TASK DIRECTIONS
Find "Parse this screenshot: output" in the data, then restate the line it sits in and every later line word for word, ending with the last line.

DATA IN THIS EXERCISE
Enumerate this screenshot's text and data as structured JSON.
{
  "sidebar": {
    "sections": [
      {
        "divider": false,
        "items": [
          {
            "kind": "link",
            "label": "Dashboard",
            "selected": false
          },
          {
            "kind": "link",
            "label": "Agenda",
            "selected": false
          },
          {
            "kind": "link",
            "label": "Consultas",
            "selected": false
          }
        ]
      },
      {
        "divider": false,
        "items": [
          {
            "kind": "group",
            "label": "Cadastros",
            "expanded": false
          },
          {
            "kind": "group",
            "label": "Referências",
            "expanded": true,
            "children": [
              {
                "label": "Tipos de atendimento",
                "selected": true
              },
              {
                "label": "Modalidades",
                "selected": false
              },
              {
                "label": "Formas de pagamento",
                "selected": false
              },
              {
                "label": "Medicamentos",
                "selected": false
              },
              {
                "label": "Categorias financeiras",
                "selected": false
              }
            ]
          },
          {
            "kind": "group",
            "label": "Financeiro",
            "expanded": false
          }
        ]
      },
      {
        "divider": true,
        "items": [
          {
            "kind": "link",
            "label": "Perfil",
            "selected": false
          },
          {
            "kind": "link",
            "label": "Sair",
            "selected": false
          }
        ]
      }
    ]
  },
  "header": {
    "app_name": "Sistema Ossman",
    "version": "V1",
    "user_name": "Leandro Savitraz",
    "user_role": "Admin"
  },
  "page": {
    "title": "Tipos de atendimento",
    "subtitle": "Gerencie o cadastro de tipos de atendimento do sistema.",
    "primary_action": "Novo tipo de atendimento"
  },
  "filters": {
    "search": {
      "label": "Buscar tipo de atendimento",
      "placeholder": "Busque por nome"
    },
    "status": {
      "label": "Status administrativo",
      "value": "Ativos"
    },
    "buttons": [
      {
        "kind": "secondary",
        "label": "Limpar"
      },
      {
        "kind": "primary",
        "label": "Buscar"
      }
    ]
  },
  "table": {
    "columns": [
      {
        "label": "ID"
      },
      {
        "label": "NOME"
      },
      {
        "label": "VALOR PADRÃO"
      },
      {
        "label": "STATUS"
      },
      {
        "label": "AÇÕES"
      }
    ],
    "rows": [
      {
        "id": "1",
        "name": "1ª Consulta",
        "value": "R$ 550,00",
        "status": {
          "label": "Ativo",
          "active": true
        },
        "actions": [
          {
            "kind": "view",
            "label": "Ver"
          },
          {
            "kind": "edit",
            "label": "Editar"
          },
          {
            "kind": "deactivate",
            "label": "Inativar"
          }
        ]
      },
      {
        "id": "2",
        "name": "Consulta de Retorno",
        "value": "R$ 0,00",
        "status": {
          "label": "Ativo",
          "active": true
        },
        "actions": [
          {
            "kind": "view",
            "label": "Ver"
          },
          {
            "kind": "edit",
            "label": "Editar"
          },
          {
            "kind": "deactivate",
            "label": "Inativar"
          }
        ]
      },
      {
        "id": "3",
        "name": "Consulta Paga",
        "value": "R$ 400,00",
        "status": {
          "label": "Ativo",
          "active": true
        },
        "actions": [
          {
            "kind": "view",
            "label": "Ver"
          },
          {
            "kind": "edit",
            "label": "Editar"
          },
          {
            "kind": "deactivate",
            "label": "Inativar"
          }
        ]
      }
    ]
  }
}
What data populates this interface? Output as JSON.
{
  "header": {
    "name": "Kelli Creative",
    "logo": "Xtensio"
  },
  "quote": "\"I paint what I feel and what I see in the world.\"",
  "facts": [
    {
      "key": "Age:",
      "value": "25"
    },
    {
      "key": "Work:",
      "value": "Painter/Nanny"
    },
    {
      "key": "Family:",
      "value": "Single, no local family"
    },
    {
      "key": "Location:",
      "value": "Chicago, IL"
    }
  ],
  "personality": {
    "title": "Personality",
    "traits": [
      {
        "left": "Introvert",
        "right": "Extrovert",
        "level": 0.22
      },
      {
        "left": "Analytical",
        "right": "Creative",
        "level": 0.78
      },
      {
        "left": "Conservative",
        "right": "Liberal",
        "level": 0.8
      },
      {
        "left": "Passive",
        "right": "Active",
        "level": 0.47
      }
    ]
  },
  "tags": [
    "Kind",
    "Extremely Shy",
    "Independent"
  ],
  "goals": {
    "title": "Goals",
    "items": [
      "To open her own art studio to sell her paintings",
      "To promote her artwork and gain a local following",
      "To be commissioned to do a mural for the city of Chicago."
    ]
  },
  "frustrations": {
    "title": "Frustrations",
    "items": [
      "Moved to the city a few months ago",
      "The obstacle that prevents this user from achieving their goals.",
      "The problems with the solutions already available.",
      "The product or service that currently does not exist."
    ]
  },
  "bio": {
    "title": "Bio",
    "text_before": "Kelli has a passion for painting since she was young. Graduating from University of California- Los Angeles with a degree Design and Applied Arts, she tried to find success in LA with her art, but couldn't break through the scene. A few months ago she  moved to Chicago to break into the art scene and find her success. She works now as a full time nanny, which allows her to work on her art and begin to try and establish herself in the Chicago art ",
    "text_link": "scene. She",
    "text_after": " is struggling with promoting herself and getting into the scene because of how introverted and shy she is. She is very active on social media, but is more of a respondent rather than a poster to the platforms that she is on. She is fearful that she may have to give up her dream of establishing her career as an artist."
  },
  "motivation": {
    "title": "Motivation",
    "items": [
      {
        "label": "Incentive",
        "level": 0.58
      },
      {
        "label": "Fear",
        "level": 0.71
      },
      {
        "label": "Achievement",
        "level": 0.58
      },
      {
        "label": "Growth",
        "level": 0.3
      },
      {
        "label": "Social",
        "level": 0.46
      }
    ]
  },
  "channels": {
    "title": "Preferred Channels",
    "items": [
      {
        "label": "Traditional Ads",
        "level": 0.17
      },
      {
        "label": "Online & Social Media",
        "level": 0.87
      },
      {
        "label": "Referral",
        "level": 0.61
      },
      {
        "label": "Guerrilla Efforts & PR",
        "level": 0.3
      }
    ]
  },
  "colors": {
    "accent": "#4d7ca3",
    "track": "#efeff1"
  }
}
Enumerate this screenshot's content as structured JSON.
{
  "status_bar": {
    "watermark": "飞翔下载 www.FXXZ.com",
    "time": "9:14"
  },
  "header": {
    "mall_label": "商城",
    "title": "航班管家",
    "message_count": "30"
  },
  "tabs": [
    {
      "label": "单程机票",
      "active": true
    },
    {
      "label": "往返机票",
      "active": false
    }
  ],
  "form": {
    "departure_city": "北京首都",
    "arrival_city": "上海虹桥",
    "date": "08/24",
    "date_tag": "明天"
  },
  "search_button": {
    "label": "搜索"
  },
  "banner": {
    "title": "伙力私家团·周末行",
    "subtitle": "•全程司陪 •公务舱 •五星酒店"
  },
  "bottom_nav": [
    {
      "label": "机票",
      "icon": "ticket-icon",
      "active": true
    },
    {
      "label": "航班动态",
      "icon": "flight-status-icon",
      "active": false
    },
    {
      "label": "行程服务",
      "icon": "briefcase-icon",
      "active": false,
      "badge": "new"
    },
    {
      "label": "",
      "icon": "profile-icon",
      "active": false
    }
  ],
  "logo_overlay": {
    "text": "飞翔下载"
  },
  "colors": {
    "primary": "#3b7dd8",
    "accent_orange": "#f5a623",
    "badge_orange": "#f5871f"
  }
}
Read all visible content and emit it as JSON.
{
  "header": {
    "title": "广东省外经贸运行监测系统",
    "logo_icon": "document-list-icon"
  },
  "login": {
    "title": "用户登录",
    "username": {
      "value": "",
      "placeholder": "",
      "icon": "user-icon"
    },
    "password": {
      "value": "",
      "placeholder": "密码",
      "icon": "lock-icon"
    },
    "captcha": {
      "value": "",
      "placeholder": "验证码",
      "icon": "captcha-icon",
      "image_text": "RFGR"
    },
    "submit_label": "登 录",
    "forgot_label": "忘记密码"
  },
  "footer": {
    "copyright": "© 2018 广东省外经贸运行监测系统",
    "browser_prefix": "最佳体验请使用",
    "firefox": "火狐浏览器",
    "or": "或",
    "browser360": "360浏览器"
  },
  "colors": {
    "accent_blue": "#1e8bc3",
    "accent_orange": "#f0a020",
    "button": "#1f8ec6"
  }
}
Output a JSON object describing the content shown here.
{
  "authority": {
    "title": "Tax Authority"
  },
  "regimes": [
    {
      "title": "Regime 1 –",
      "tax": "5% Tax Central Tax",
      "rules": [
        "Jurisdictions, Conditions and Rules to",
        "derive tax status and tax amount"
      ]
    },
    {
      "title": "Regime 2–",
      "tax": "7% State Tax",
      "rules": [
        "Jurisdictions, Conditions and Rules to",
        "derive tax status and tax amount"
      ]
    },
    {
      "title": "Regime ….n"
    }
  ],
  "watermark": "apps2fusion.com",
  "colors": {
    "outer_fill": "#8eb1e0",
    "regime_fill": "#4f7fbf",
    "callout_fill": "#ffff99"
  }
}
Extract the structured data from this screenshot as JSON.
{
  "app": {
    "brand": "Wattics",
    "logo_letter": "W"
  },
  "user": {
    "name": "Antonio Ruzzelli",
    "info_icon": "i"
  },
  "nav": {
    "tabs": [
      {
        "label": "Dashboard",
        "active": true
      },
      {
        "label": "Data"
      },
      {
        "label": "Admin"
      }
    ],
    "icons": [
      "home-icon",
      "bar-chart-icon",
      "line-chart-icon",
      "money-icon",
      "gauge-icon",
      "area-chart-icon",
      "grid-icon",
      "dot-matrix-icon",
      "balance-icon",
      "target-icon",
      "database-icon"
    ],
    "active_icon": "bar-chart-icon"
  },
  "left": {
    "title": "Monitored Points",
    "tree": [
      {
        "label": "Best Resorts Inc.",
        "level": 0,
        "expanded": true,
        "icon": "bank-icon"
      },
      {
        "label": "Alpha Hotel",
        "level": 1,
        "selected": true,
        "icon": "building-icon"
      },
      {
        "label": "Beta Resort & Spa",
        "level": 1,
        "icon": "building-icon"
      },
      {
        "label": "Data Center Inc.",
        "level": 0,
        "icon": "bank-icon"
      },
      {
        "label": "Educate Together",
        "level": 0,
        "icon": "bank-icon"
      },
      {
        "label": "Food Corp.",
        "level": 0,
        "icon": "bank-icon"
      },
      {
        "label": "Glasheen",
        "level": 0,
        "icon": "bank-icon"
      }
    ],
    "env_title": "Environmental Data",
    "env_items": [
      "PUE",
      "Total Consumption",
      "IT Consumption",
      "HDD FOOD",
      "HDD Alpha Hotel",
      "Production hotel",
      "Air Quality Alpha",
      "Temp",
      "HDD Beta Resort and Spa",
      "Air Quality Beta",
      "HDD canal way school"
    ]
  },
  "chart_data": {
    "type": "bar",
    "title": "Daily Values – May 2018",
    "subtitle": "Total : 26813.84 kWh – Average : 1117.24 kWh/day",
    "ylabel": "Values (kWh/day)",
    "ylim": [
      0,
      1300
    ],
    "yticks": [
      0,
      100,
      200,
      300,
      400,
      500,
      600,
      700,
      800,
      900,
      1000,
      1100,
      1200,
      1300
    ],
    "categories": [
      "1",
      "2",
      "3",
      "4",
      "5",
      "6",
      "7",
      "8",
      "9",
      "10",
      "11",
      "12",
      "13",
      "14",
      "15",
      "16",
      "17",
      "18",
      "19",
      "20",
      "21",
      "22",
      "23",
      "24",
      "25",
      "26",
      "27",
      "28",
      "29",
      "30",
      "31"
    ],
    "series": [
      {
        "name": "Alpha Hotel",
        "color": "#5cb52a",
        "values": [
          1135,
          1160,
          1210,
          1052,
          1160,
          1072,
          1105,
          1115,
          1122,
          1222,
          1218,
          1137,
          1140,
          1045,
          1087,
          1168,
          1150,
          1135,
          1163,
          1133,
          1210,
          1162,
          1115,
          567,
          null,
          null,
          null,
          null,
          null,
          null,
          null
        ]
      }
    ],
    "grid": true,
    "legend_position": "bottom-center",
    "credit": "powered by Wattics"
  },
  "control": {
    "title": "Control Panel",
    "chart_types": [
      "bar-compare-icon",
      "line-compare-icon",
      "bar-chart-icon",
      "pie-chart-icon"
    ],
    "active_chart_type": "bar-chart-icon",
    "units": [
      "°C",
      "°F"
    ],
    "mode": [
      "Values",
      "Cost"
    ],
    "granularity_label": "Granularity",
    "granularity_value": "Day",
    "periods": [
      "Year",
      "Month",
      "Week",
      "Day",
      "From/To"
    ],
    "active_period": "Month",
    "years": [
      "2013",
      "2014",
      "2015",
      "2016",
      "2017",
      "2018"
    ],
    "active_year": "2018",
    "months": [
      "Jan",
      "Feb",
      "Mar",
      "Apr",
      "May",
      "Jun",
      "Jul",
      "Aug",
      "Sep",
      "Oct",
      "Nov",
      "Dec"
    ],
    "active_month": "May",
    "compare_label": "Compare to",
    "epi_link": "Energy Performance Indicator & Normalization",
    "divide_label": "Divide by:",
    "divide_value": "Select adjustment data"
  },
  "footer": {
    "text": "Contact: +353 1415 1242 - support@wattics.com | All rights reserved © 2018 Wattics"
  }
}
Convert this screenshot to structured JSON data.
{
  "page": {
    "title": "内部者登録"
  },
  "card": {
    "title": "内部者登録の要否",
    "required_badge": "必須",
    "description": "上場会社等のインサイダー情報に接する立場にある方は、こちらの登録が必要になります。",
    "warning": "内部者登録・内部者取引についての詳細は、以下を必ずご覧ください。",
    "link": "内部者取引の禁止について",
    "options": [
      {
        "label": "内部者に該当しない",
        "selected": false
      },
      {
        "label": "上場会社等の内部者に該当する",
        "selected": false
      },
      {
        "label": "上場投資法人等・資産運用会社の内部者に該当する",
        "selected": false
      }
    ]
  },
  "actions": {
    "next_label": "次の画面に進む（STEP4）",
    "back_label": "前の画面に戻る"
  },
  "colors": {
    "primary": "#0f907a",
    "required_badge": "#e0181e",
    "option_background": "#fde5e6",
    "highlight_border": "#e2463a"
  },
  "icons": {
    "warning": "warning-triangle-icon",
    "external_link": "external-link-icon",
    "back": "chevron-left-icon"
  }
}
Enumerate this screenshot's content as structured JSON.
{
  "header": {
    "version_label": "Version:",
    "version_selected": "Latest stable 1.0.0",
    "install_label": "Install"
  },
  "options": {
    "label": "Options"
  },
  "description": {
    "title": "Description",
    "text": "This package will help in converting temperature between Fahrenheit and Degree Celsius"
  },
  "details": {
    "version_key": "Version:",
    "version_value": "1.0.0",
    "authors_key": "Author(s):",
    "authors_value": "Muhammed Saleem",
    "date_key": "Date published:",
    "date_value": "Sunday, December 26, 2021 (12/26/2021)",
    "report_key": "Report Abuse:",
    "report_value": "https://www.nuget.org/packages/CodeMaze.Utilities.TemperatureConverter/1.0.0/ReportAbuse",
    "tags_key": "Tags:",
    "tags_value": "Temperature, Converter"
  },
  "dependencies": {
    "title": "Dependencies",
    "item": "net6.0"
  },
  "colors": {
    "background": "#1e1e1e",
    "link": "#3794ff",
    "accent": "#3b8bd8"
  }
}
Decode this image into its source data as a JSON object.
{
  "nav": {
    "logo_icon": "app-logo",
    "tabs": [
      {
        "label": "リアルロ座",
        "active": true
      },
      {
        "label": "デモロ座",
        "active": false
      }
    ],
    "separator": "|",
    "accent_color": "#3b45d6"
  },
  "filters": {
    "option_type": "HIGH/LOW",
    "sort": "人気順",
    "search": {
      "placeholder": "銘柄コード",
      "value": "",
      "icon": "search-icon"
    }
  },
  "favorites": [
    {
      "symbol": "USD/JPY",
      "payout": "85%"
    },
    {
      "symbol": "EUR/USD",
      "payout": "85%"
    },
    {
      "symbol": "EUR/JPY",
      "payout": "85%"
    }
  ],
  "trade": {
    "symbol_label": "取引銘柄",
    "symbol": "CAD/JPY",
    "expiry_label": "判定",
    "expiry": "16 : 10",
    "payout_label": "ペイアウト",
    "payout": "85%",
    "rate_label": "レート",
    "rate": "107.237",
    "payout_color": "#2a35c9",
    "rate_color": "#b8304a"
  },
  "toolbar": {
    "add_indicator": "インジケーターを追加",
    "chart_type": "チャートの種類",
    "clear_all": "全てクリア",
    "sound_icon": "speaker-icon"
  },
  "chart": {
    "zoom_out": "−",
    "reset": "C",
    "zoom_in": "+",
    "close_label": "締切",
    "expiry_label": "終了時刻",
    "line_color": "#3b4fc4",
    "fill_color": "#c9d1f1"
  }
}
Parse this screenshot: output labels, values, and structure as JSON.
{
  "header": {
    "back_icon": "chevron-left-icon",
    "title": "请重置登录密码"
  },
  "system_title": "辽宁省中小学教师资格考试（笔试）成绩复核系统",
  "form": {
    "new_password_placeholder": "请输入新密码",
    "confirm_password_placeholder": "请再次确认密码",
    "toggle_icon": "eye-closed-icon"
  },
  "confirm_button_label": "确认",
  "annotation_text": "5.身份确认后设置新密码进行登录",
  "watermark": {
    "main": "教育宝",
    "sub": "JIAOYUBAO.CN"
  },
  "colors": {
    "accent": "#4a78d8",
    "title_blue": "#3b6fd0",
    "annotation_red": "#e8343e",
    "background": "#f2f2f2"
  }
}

ANSWER TO THIS PROBLEM
Parse this screenshot: output labels, values, and structure as JSON.
{
  "header": {
    "back_icon": "chevron-left-icon",
    "title": "请重置登录密码"
  },
  "system_title": "辽宁省中小学教师资格考试（笔试）成绩复核系统",
  "form": {
    "new_password_placeholder": "请输入新密码",
    "confirm_password_placeholder": "请再次确认密码",
    "toggle_icon": "eye-closed-icon"
  },
  "confirm_button_label": "确认",
  "annotation_text": "5.身份确认后设置新密码进行登录",
  "watermark": {
    "main": "教育宝",
    "sub": "JIAOYUBAO.CN"
  },
  "colors": {
    "accent": "#4a78d8",
    "title_blue": "#3b6fd0",
    "annotation_red": "#e8343e",
    "background": "#f2f2f2"
  }
}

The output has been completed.